▶ _What is being asked_:
From the listing below, pull out the lines that hold "levará".

--- begin Supplied information ---

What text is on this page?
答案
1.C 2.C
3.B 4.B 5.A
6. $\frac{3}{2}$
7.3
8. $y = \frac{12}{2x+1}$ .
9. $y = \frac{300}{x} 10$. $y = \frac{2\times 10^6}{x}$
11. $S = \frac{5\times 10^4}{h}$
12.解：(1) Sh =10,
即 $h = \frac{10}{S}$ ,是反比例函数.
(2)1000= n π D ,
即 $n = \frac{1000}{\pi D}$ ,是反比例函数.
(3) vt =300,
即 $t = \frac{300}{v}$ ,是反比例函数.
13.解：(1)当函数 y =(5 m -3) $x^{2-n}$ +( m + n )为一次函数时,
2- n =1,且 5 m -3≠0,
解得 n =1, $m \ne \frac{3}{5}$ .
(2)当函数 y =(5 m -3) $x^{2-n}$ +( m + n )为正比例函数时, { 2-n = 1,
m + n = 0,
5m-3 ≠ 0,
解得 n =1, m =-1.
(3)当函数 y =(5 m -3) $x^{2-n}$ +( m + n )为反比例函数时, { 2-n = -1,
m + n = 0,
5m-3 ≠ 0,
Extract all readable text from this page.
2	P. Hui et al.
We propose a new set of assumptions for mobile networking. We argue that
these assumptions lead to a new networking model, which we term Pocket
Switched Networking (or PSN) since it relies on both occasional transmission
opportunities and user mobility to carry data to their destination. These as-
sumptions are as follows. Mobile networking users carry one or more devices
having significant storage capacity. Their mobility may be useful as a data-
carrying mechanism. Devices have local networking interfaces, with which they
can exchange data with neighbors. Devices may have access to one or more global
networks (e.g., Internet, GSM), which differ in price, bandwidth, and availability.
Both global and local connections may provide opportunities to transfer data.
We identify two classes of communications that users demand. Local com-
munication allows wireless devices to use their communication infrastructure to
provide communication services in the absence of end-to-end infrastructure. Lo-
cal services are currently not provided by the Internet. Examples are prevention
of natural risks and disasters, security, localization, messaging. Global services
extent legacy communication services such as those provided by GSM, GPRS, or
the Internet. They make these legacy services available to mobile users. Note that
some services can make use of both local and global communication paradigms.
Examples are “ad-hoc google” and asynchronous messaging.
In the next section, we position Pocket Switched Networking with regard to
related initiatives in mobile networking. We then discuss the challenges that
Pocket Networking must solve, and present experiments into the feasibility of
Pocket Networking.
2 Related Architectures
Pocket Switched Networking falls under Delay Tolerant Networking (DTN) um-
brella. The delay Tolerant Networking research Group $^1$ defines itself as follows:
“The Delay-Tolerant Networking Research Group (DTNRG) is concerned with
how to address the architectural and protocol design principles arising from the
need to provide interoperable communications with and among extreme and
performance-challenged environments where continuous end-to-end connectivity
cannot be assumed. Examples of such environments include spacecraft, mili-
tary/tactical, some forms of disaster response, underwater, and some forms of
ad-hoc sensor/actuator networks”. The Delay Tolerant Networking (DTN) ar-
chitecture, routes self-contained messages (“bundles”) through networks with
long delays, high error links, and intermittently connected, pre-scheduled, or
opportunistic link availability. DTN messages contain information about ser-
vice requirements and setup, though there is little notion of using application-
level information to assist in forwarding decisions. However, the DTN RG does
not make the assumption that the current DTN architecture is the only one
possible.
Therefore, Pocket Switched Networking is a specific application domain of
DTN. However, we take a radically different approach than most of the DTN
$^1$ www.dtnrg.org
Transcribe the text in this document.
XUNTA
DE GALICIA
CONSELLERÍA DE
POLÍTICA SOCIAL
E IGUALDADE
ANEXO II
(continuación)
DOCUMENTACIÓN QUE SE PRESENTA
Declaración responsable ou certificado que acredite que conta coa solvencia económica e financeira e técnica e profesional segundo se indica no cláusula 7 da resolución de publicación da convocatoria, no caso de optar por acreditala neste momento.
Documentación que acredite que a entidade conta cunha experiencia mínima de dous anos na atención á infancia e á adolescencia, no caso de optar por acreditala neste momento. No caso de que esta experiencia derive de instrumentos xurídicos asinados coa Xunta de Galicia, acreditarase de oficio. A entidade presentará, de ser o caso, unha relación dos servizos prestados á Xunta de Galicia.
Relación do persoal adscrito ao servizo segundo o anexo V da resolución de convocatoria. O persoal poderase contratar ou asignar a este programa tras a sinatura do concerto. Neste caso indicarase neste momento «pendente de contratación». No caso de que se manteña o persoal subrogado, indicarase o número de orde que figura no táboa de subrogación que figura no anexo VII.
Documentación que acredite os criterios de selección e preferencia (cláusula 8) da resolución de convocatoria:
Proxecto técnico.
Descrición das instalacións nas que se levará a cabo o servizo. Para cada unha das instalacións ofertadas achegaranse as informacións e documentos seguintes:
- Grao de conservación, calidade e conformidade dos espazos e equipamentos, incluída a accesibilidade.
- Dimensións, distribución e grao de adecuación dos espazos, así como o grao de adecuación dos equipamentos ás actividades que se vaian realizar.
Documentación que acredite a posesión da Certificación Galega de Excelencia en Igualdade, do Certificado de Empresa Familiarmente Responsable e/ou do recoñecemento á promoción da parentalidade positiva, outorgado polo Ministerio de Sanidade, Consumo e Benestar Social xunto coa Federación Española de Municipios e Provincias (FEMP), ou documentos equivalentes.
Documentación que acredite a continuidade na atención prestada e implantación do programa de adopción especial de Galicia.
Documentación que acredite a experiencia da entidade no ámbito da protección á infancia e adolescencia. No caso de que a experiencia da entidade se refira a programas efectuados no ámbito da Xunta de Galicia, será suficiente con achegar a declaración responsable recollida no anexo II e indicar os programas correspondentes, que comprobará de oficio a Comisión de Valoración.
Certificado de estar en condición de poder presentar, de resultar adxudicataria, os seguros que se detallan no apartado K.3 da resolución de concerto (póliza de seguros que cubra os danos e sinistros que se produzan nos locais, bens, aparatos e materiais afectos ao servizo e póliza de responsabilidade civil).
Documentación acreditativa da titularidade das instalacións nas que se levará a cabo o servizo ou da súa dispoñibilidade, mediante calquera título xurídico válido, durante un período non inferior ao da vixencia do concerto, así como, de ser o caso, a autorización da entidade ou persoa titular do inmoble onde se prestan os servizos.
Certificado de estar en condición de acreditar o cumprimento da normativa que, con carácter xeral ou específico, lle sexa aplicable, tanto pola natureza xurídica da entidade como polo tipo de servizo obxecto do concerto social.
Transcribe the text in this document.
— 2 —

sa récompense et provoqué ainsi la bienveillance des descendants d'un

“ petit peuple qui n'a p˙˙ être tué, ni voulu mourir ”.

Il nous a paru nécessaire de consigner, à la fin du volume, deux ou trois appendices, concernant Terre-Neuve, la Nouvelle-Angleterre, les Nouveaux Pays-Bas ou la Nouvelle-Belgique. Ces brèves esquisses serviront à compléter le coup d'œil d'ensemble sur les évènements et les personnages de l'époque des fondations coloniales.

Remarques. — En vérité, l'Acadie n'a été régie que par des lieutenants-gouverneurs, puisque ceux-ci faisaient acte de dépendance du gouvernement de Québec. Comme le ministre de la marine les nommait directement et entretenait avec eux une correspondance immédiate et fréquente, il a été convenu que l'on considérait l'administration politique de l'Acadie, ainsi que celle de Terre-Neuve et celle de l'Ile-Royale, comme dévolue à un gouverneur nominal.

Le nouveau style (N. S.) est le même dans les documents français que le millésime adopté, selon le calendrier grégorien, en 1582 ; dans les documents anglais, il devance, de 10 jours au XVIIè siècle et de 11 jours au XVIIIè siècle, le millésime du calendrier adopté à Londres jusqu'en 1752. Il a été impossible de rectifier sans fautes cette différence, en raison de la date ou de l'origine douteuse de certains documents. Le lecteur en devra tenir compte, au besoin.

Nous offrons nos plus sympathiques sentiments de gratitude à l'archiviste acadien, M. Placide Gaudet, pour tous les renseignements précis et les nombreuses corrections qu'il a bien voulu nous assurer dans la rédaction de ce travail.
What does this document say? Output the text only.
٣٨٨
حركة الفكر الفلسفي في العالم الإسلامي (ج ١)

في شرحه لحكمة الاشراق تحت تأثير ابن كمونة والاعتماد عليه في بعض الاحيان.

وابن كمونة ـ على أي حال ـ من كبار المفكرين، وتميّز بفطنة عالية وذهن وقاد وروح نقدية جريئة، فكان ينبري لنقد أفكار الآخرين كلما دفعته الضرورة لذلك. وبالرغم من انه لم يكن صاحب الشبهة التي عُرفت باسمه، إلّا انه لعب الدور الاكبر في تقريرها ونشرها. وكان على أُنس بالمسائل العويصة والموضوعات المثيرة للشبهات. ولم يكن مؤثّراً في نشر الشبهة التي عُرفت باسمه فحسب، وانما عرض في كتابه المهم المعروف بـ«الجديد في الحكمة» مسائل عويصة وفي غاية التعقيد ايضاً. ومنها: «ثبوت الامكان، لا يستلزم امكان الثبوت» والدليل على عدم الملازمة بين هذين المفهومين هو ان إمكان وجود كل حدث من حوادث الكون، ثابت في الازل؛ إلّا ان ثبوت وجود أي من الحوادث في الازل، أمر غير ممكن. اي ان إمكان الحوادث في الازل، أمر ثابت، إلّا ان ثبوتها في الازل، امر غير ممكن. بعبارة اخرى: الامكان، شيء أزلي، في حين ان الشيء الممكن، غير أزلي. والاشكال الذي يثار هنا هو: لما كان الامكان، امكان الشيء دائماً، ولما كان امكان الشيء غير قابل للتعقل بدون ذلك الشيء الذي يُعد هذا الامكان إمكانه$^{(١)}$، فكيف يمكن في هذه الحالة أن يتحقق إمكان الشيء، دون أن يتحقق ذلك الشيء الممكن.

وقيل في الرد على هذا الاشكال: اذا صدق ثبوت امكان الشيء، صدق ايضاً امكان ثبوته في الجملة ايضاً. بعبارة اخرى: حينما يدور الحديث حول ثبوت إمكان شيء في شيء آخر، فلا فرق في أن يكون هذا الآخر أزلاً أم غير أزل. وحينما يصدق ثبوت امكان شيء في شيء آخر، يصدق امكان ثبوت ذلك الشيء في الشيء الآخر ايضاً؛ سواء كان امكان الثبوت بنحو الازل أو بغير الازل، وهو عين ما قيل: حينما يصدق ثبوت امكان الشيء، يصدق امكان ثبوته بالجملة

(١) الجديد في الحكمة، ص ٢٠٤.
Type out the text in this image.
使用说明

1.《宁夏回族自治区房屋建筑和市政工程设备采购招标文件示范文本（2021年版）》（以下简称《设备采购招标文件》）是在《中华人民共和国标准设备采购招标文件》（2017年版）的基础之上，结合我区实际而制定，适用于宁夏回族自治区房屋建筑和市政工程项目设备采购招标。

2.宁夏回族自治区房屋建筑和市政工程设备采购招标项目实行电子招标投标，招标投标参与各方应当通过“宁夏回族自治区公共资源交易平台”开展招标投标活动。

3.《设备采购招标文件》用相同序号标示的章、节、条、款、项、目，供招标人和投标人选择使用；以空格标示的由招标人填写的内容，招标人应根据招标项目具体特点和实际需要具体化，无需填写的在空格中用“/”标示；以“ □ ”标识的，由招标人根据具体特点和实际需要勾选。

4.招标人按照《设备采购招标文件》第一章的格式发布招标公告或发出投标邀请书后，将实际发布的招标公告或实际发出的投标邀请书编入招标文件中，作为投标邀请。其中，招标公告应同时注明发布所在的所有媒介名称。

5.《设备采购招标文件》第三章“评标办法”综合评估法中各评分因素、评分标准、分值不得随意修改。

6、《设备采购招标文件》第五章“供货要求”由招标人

--- end Supplied information ---

▶ _Correct result_:
Descrición das instalacións nas que se levará a cabo o servizo. Para cada unha das instalacións ofertadas achegaranse as informacións e documentos seguintes:
Documentación acreditativa da titularidade das instalacións nas que se levará a cabo o servizo ou da súa dispoñibilidade, mediante calquera título xurídico válido, durante un período non inferior ao da vixencia do concerto, así como, de ser o caso, a autorización da entidade ou persoa titular do inmoble onde se prestan os servizos.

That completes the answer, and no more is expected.